Directive: Could you print every record below exactly as it appears?

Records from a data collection
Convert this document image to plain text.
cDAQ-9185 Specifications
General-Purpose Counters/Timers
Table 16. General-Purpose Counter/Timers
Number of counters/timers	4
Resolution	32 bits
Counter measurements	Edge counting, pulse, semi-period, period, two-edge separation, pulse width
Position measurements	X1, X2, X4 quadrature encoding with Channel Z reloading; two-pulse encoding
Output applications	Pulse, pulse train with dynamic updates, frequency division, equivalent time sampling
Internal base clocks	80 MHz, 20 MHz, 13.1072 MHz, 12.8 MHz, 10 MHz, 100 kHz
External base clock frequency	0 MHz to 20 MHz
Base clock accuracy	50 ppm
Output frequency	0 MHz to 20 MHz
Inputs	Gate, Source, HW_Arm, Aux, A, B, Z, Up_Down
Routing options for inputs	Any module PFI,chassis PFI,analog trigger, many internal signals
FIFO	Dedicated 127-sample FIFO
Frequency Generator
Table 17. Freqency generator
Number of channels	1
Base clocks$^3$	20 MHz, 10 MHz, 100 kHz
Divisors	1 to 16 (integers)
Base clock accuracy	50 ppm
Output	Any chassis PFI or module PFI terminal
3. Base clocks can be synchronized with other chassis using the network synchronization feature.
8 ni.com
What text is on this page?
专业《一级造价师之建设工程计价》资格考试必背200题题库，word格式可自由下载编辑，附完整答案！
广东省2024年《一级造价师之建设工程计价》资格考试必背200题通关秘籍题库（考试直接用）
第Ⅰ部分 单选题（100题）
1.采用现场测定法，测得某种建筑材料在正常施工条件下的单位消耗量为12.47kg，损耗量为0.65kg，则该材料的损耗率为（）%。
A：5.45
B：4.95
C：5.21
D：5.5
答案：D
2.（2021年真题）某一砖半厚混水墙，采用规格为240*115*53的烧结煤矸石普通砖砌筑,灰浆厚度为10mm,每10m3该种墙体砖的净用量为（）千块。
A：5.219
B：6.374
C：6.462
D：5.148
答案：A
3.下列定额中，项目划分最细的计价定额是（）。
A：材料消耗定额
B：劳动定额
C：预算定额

Worked solution:
Convert this document image to plain text.
cDAQ-9185 Specifications
General-Purpose Counters/Timers
Table 16. General-Purpose Counter/Timers
Number of counters/timers	4
Resolution	32 bits
Counter measurements	Edge counting, pulse, semi-period, period, two-edge separation, pulse width
Position measurements	X1, X2, X4 quadrature encoding with Channel Z reloading; two-pulse encoding
Output applications	Pulse, pulse train with dynamic updates, frequency division, equivalent time sampling
Internal base clocks	80 MHz, 20 MHz, 13.1072 MHz, 12.8 MHz, 10 MHz, 100 kHz
External base clock frequency	0 MHz to 20 MHz
Base clock accuracy	50 ppm
Output frequency	0 MHz to 20 MHz
Inputs	Gate, Source, HW_Arm, Aux, A, B, Z, Up_Down
Routing options for inputs	Any module PFI,chassis PFI,analog trigger, many internal signals
FIFO	Dedicated 127-sample FIFO
Frequency Generator
Table 17. Freqency generator
Number of channels	1
Base clocks$^3$	20 MHz, 10 MHz, 100 kHz
Divisors	1 to 16 (integers)
Base clock accuracy	50 ppm
Output	Any chassis PFI or module PFI terminal
3. Base clocks can be synchronized with other chassis using the network synchronization feature.
8 ni.com
What text is on this page?
专业《一级造价师之建设工程计价》资格考试必背200题题库，word格式可自由下载编辑，附完整答案！
广东省2024年《一级造价师之建设工程计价》资格考试必背200题通关秘籍题库（考试直接用）
第Ⅰ部分 单选题（100题）
1.采用现场测定法，测得某种建筑材料在正常施工条件下的单位消耗量为12.47kg，损耗量为0.65kg，则该材料的损耗率为（）%。
A：5.45
B：4.95
C：5.21
D：5.5
答案：D
2.（2021年真题）某一砖半厚混水墙，采用规格为240*115*53的烧结煤矸石普通砖砌筑,灰浆厚度为10mm,每10m3该种墙体砖的净用量为（）千块。
A：5.219
B：6.374
C：6.462
D：5.148
答案：A
3.下列定额中，项目划分最细的计价定额是（）。
A：材料消耗定额
B：劳动定额
C：预算定额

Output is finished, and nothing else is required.